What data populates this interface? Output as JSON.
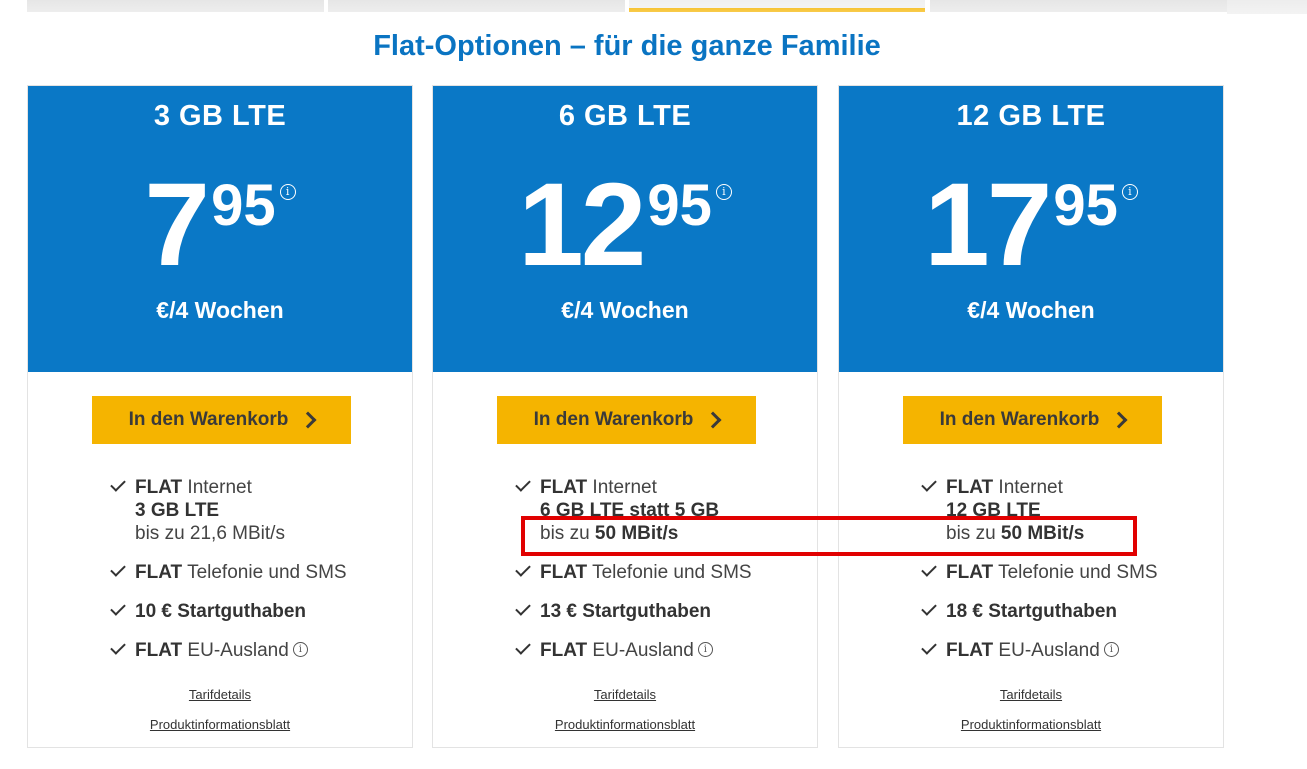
{
  "headline": "Flat-Optionen – für die ganze Familie",
  "accent_color": "#0a78c6",
  "cta_color": "#f5b400",
  "highlight_color": "#e10000",
  "plans": [
    {
      "name": "3 GB LTE",
      "price_main": "7",
      "price_cents": "95",
      "info_glyph": "i",
      "price_unit": "€/4 Wochen",
      "cart_label": "In den Warenkorb",
      "feature_internet_flat": "FLAT",
      "feature_internet_text": " Internet",
      "feature_volume": "3 GB LTE",
      "feature_speed_prefix": "bis zu 21,6 MBit/s",
      "feature_speed_value": "",
      "feature_phone_flat": "FLAT",
      "feature_phone_text": " Telefonie und SMS",
      "feature_credit": "10 € Startguthaben",
      "feature_eu_flat": "FLAT",
      "feature_eu_text": " EU-Ausland",
      "link_details": "Tarifdetails",
      "link_info": "Produktinformationsblatt"
    },
    {
      "name": "6 GB LTE",
      "price_main": "12",
      "price_cents": "95",
      "info_glyph": "i",
      "price_unit": "€/4 Wochen",
      "cart_label": "In den Warenkorb",
      "feature_internet_flat": "FLAT",
      "feature_internet_text": " Internet",
      "feature_volume": "6 GB LTE statt 5 GB",
      "feature_speed_prefix": "bis zu ",
      "feature_speed_value": "50 MBit/s",
      "feature_phone_flat": "FLAT",
      "feature_phone_text": " Telefonie und SMS",
      "feature_credit": "13 € Startguthaben",
      "feature_eu_flat": "FLAT",
      "feature_eu_text": " EU-Ausland",
      "link_details": "Tarifdetails",
      "link_info": "Produktinformationsblatt"
    },
    {
      "name": "12 GB LTE",
      "price_main": "17",
      "price_cents": "95",
      "info_glyph": "i",
      "price_unit": "€/4 Wochen",
      "cart_label": "In den Warenkorb",
      "feature_internet_flat": "FLAT",
      "feature_internet_text": " Internet",
      "feature_volume": "12 GB LTE",
      "feature_speed_prefix": "bis zu ",
      "feature_speed_value": "50 MBit/s",
      "feature_phone_flat": "FLAT",
      "feature_phone_text": " Telefonie und SMS",
      "feature_credit": "18 € Startguthaben",
      "feature_eu_flat": "FLAT",
      "feature_eu_text": " EU-Ausland",
      "link_details": "Tarifdetails",
      "link_info": "Produktinformationsblatt"
    }
  ]
}
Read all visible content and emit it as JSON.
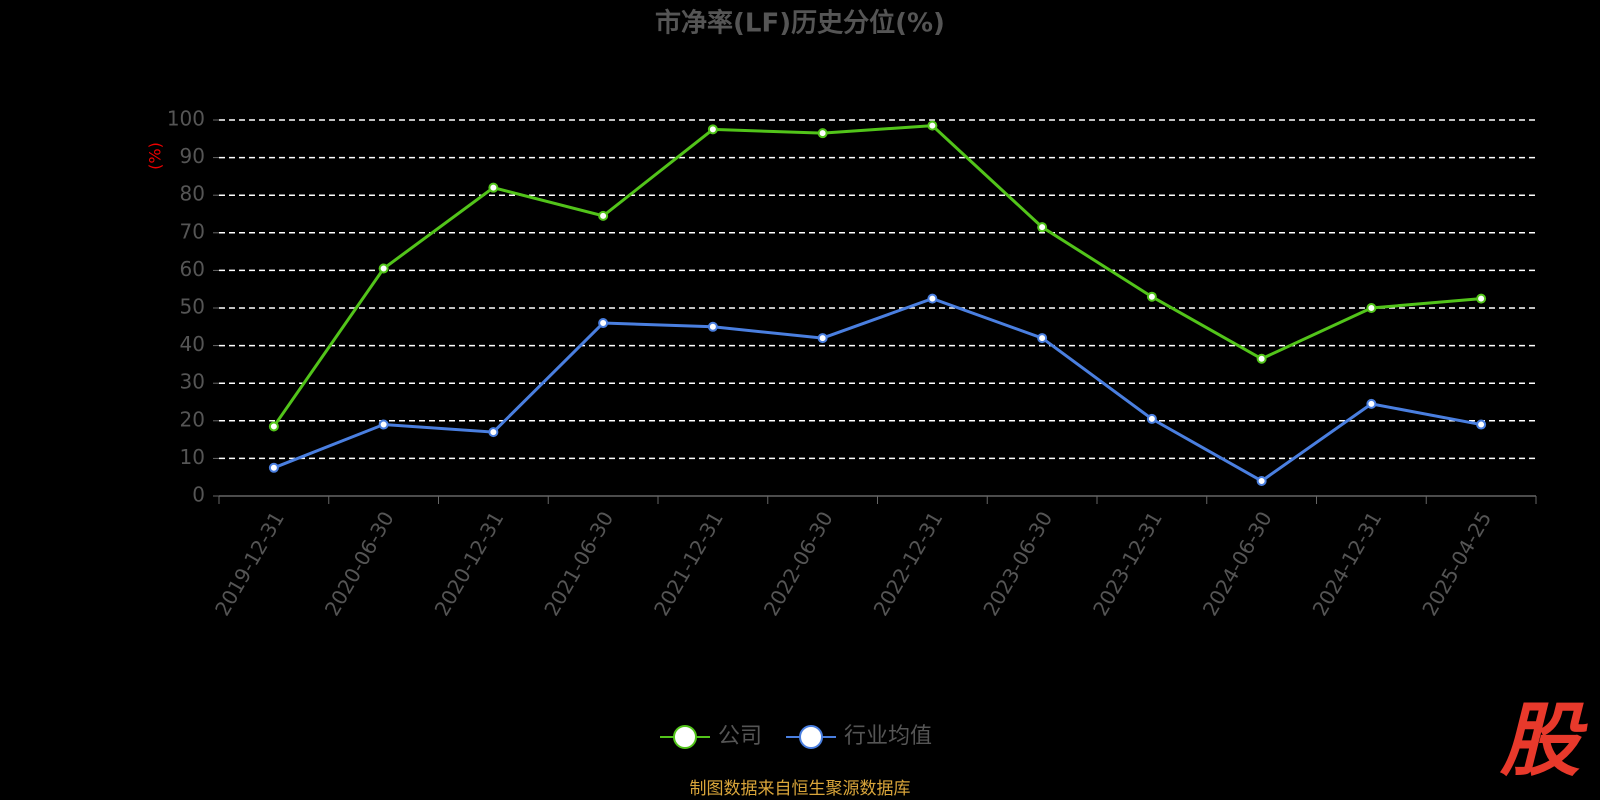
{
  "chart_data": {
    "type": "line",
    "title": "市净率(LF)历史分位(%)",
    "y_label": "(%)",
    "categories": [
      "2019-12-31",
      "2020-06-30",
      "2020-12-31",
      "2021-06-30",
      "2021-12-31",
      "2022-06-30",
      "2022-12-31",
      "2023-06-30",
      "2023-12-31",
      "2024-06-30",
      "2024-12-31",
      "2025-04-25"
    ],
    "series": [
      {
        "name": "公司",
        "color": "#52c41a",
        "values": [
          18.5,
          60.5,
          82,
          74.5,
          97.5,
          96.5,
          98.5,
          71.5,
          53,
          36.5,
          50,
          52.5
        ]
      },
      {
        "name": "行业均值",
        "color": "#4a7fe0",
        "values": [
          7.5,
          19,
          17,
          46,
          45,
          42,
          52.5,
          42,
          20.5,
          4,
          24.5,
          19
        ]
      }
    ],
    "ylim": [
      0,
      100
    ],
    "yticks": [
      0,
      10,
      20,
      30,
      40,
      50,
      60,
      70,
      80,
      90,
      100
    ],
    "grid": true,
    "legend": "bottom",
    "source": "制图数据来自恒生聚源数据库",
    "logo": "股"
  }
}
==========
Goal ▸ Copy exactly the lines from the line containing "Read all visible content and emit it as JSON." through the last line of the records, both included, and omit every picture.

Reply to the exercise ▸
Read all visible content and emit it as JSON.
{
  "chart_data": {
    "type": "line",
    "title": "市净率(LF)历史分位(%)",
    "y_label": "(%)",
    "categories": [
      "2019-12-31",
      "2020-06-30",
      "2020-12-31",
      "2021-06-30",
      "2021-12-31",
      "2022-06-30",
      "2022-12-31",
      "2023-06-30",
      "2023-12-31",
      "2024-06-30",
      "2024-12-31",
      "2025-04-25"
    ],
    "series": [
      {
        "name": "公司",
        "color": "#52c41a",
        "values": [
          18.5,
          60.5,
          82,
          74.5,
          97.5,
          96.5,
          98.5,
          71.5,
          53,
          36.5,
          50,
          52.5
        ]
      },
      {
        "name": "行业均值",
        "color": "#4a7fe0",
        "values": [
          7.5,
          19,
          17,
          46,
          45,
          42,
          52.5,
          42,
          20.5,
          4,
          24.5,
          19
        ]
      }
    ],
    "ylim": [
      0,
      100
    ],
    "yticks": [
      0,
      10,
      20,
      30,
      40,
      50,
      60,
      70,
      80,
      90,
      100
    ],
    "grid": true,
    "legend": "bottom",
    "source": "制图数据来自恒生聚源数据库",
    "logo": "股"
  }
}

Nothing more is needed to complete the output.